§ **STATED PROBLEM**
Wherever the string "text" appears in the listing, copy that line.

§ **SUPPLIED RECORDS**
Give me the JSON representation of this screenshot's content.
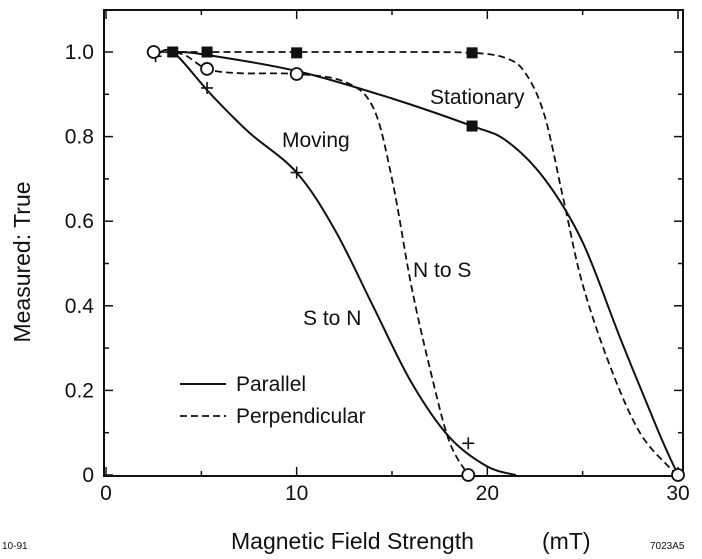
{
  "chart_data": {
    "type": "line",
    "title": "",
    "xlabel": "Magnetic Field Strength",
    "xunit": "(mT)",
    "ylabel": "Measured: True",
    "xlim": [
      0,
      30
    ],
    "ylim": [
      0,
      1.0
    ],
    "x_ticks": [
      0,
      10,
      20,
      30
    ],
    "x_tick_labels": [
      "0",
      "10",
      "20",
      "30"
    ],
    "y_ticks": [
      0,
      0.2,
      0.4,
      0.6,
      0.8,
      1.0
    ],
    "y_tick_labels": [
      "0",
      "0.2",
      "0.4",
      "0.6",
      "0.8",
      "1.0"
    ],
    "grid": false,
    "legend": {
      "placement": "bottom-left",
      "entries": [
        {
          "label": "Parallel",
          "style": "solid"
        },
        {
          "label": "Perpendicular",
          "style": "dashed"
        }
      ]
    },
    "series": [
      {
        "label": "Stationary",
        "style": "solid",
        "marker": "square",
        "curve": [
          [
            3.5,
            1.0
          ],
          [
            5,
            0.995
          ],
          [
            10,
            0.955
          ],
          [
            15,
            0.89
          ],
          [
            19.2,
            0.825
          ],
          [
            21,
            0.79
          ],
          [
            23,
            0.7
          ],
          [
            25,
            0.55
          ],
          [
            27,
            0.32
          ],
          [
            29,
            0.1
          ],
          [
            30,
            0.0
          ]
        ],
        "points": [
          [
            3.5,
            1.0
          ],
          [
            5.3,
            1.0
          ],
          [
            19.2,
            0.825
          ]
        ]
      },
      {
        "label": "Stationary",
        "style": "dashed",
        "marker": "square",
        "curve": [
          [
            2.7,
            1.0
          ],
          [
            10,
            1.0
          ],
          [
            15,
            1.0
          ],
          [
            19.2,
            0.998
          ],
          [
            21,
            0.985
          ],
          [
            22,
            0.95
          ],
          [
            23,
            0.85
          ],
          [
            24,
            0.65
          ],
          [
            25,
            0.45
          ],
          [
            26.5,
            0.25
          ],
          [
            28,
            0.1
          ],
          [
            29.5,
            0.02
          ],
          [
            30,
            0.0
          ]
        ],
        "points": [
          [
            10,
            0.998
          ],
          [
            19.2,
            0.998
          ]
        ]
      },
      {
        "label": "S to N",
        "style": "solid",
        "marker": "plus",
        "curve": [
          [
            2.6,
            0.99
          ],
          [
            3.5,
            1.0
          ],
          [
            5.5,
            0.9
          ],
          [
            7.5,
            0.81
          ],
          [
            10,
            0.715
          ],
          [
            12,
            0.58
          ],
          [
            14,
            0.4
          ],
          [
            16,
            0.22
          ],
          [
            18,
            0.09
          ],
          [
            20,
            0.02
          ],
          [
            21.5,
            0.0
          ]
        ],
        "points": [
          [
            2.6,
            0.99
          ],
          [
            5.3,
            0.915
          ],
          [
            10,
            0.715
          ],
          [
            19,
            0.075
          ]
        ]
      },
      {
        "label": "N to S",
        "style": "dashed",
        "marker": "circle",
        "curve": [
          [
            2.5,
            1.0
          ],
          [
            4,
            0.995
          ],
          [
            5.3,
            0.96
          ],
          [
            7,
            0.95
          ],
          [
            10,
            0.948
          ],
          [
            12.5,
            0.93
          ],
          [
            14,
            0.87
          ],
          [
            15,
            0.7
          ],
          [
            16,
            0.45
          ],
          [
            17,
            0.25
          ],
          [
            18,
            0.08
          ],
          [
            19,
            0.0
          ]
        ],
        "points": [
          [
            2.5,
            1.0
          ],
          [
            5.3,
            0.96
          ],
          [
            10,
            0.948
          ],
          [
            19,
            0.0
          ],
          [
            30,
            0.0
          ]
        ]
      }
    ],
    "annotations": [
      {
        "text": "Stationary"
      },
      {
        "text": "Moving"
      },
      {
        "text": "N to S"
      },
      {
        "text": "S to N"
      }
    ],
    "figure_notes": {
      "left": "10-91",
      "right": "7023A5"
    }
  }
}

§ **SOLVED EXERCISE**
        "text": "Stationary"
        "text": "Moving"
        "text": "N to S"
        "text": "S to N"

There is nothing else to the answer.